◆ **Document text**
Governor of British Cyprus
- In office 4 August 1949 – 9 February 1954
- Monarchs: George VI Elizabeth II
- Preceded by: Reginald Fletcher, 1st Baron Winster
- Succeeded by: Robert Perceval Armitage

Governor of the Gambia
- In office 29 March 1947 – 1 December 1949
- Monarch: George VI
- Preceded by: Hilary Blood
- Succeeded by: Percy Wyn-Harris

Colonial Secretary of Trinidad
- In office 1943–1947

Personal details
- Born: 30 November 1895
- Died: 24 March 1971 (aged 75)
- Alma mater: Jesus College, Cambridge

= Andrew Barkworth Wright =

Sir Andrew Barkworth Wright KCMG CBE MC with Bar (30 November 1895 – 24 March 1971) was a British colonial administrator and army officer. He served as the Governor of British Cyprus from 1949 to 1954 and as Governor of the Gambia from 1947 to 1949.

== Early life and education ==
Wright was born in Mawgan-in-Meneage, Cornwall, the son of an Anglican clergyman. His heritage has been traced back to John I'Anson (1467–1546), who migrated from Belgium to Cumbria. He was educated at Haileybury and Imperial Service College from 1910 to 1914 and later at Jesus College, Cambridge. He served as an officer in the Suffolk Regiment during World War I and won the Military Cross (MC) in 1917.

◆ **Record set**
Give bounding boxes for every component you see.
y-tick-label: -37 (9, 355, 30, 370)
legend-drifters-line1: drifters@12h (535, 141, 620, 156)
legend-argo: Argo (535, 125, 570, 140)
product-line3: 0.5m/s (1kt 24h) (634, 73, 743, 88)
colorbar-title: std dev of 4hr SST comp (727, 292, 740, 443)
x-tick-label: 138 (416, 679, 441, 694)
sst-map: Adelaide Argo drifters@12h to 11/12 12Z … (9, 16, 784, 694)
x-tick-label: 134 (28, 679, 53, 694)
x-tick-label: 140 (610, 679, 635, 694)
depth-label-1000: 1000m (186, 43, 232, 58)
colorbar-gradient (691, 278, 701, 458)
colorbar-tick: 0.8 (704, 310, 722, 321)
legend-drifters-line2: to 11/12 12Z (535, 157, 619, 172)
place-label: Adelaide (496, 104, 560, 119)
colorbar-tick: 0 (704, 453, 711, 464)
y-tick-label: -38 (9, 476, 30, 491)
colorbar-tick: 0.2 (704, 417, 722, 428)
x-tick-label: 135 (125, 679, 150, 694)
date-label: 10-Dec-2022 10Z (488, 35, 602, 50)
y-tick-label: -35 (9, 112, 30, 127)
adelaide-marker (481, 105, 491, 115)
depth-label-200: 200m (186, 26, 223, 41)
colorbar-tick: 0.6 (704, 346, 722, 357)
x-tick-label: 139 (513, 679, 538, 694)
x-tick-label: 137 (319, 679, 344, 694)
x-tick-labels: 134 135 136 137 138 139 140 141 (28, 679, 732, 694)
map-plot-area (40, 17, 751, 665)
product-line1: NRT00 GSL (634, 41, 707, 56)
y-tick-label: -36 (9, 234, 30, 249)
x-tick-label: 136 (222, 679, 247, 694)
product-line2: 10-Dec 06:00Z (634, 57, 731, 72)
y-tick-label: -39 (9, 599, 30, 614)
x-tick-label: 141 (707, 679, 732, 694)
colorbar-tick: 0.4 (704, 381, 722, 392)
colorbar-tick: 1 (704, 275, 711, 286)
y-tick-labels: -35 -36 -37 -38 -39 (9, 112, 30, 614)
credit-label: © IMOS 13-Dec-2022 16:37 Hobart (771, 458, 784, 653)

◆ **The task**
Answer these questions from the Andrew Barkworth Wright text:
1. Who came before him as Governor of the Gambia?
2. In what place was he born?
3. In which regiment did he serve as an officer during World War I?
You won't need the rows for this.

◆ **Output of the task**
1. Hilary Blood
2. Mawgan-in-Meneage, Cornwall
3. The Suffolk Regiment